**Exercise data**
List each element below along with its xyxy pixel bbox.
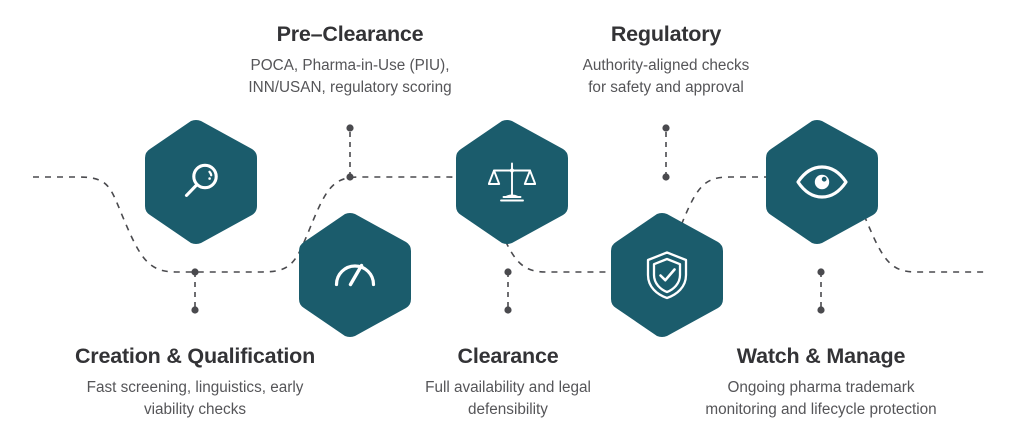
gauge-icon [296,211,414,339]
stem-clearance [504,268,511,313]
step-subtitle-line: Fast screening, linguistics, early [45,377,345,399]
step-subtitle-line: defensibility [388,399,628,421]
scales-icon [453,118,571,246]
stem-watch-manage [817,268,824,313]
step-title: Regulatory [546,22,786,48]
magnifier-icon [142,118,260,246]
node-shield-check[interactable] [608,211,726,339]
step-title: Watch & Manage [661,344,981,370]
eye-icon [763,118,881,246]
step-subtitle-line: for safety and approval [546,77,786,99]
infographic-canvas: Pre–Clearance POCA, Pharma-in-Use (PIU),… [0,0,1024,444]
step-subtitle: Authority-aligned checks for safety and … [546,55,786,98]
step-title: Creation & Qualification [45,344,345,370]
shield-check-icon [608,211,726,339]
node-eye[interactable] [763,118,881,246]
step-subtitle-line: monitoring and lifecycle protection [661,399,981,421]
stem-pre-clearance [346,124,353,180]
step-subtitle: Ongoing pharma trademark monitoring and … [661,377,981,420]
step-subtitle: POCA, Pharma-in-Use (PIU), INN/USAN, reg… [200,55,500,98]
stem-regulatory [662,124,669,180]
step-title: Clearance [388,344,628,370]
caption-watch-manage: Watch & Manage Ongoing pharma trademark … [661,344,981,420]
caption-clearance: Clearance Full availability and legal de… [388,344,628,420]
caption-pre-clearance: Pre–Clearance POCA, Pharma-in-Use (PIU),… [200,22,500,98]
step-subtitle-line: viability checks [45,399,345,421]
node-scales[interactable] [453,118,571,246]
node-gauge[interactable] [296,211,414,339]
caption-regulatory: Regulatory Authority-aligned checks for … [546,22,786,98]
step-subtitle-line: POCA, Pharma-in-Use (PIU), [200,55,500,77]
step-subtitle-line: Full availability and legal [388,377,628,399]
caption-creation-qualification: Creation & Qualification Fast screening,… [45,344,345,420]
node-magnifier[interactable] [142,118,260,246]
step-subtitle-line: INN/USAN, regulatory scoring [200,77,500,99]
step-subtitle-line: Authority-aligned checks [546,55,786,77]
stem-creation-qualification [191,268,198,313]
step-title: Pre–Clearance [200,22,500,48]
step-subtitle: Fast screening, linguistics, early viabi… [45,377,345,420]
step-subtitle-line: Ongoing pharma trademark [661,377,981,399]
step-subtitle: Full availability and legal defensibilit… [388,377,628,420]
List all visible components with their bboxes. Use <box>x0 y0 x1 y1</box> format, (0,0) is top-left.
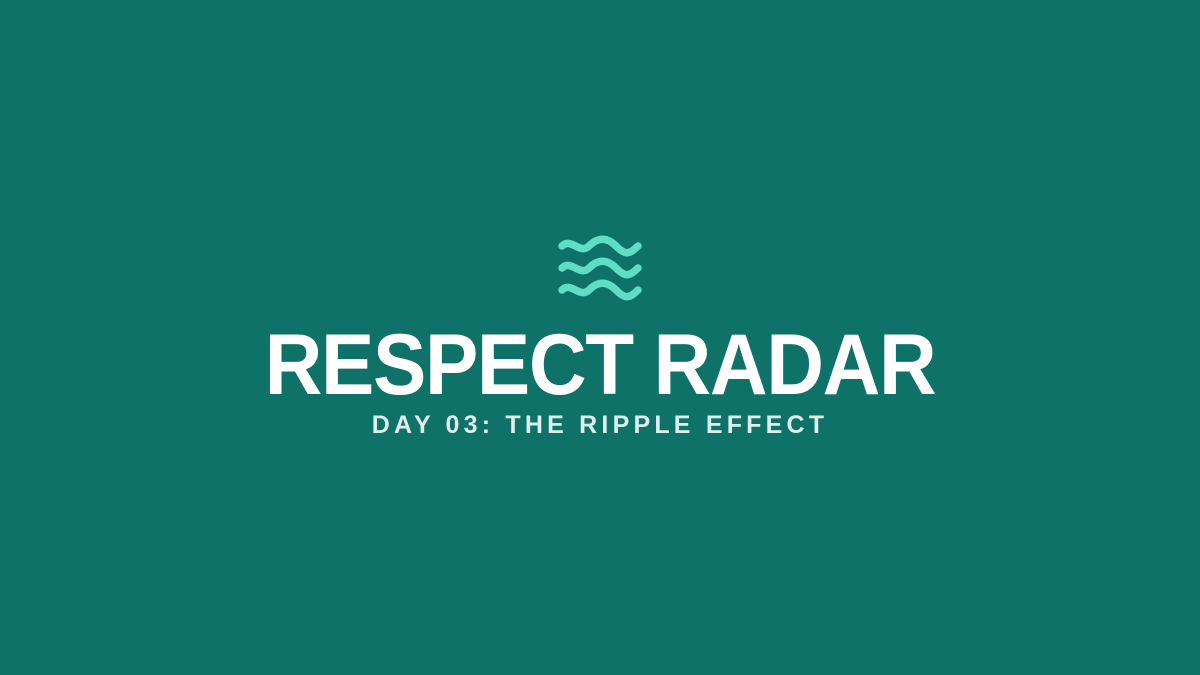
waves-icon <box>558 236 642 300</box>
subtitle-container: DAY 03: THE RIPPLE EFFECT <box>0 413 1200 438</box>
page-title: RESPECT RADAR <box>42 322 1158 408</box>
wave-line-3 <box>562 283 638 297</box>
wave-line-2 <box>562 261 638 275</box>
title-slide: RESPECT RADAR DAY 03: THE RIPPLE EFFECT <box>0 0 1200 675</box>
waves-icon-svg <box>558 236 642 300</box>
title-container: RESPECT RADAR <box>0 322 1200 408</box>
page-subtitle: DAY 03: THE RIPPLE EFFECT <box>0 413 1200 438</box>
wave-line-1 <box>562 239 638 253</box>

**Task description**
Copy out every line of the records above word for word, leaving out the pictures.

**Problem solution**
List each element below along with its xyxy pixel bbox.
gauge-icon [296,211,414,339]
stem-clearance [504,268,511,313]
step-subtitle-line: Fast screening, linguistics, early [45,377,345,399]
step-subtitle-line: defensibility [388,399,628,421]
scales-icon [453,118,571,246]
stem-watch-manage [817,268,824,313]
step-title: Regulatory [546,22,786,48]
magnifier-icon [142,118,260,246]
node-shield-check[interactable] [608,211,726,339]
step-title: Watch & Manage [661,344,981,370]
eye-icon [763,118,881,246]
step-subtitle-line: for safety and approval [546,77,786,99]
infographic-canvas: Pre–Clearance POCA, Pharma-in-Use (PIU),… [0,0,1024,444]
step-subtitle: Authority-aligned checks for safety and … [546,55,786,98]
step-title: Creation & Qualification [45,344,345,370]
shield-check-icon [608,211,726,339]
node-eye[interactable] [763,118,881,246]
step-subtitle-line: monitoring and lifecycle protection [661,399,981,421]
stem-pre-clearance [346,124,353,180]
step-subtitle: Ongoing pharma trademark monitoring and … [661,377,981,420]
step-subtitle: POCA, Pharma-in-Use (PIU), INN/USAN, reg… [200,55,500,98]
stem-regulatory [662,124,669,180]
step-title: Clearance [388,344,628,370]
caption-watch-manage: Watch & Manage Ongoing pharma trademark … [661,344,981,420]
caption-clearance: Clearance Full availability and legal de… [388,344,628,420]
caption-pre-clearance: Pre–Clearance POCA, Pharma-in-Use (PIU),… [200,22,500,98]
step-subtitle-line: viability checks [45,399,345,421]
node-scales[interactable] [453,118,571,246]
node-gauge[interactable] [296,211,414,339]
caption-regulatory: Regulatory Authority-aligned checks for … [546,22,786,98]
step-subtitle-line: POCA, Pharma-in-Use (PIU), [200,55,500,77]
step-subtitle-line: Full availability and legal [388,377,628,399]
caption-creation-qualification: Creation & Qualification Fast screening,… [45,344,345,420]
node-magnifier[interactable] [142,118,260,246]
step-subtitle-line: INN/USAN, regulatory scoring [200,77,500,99]
step-subtitle-line: Authority-aligned checks [546,55,786,77]
stem-creation-qualification [191,268,198,313]
step-title: Pre–Clearance [200,22,500,48]
step-subtitle: Fast screening, linguistics, early viabi… [45,377,345,420]
step-subtitle-line: Ongoing pharma trademark [661,377,981,399]
step-subtitle: Full availability and legal defensibilit… [388,377,628,420]
List all visible components with their bboxes. Use <box>x0 y0 x1 y1</box> format, (0,0) is top-left.
waves-icon <box>558 236 642 300</box>
subtitle-container: DAY 03: THE RIPPLE EFFECT <box>0 413 1200 438</box>
page-title: RESPECT RADAR <box>42 322 1158 408</box>
wave-line-3 <box>562 283 638 297</box>
wave-line-2 <box>562 261 638 275</box>
title-slide: RESPECT RADAR DAY 03: THE RIPPLE EFFECT <box>0 0 1200 675</box>
waves-icon-svg <box>558 236 642 300</box>
title-container: RESPECT RADAR <box>0 322 1200 408</box>
page-subtitle: DAY 03: THE RIPPLE EFFECT <box>0 413 1200 438</box>
wave-line-1 <box>562 239 638 253</box>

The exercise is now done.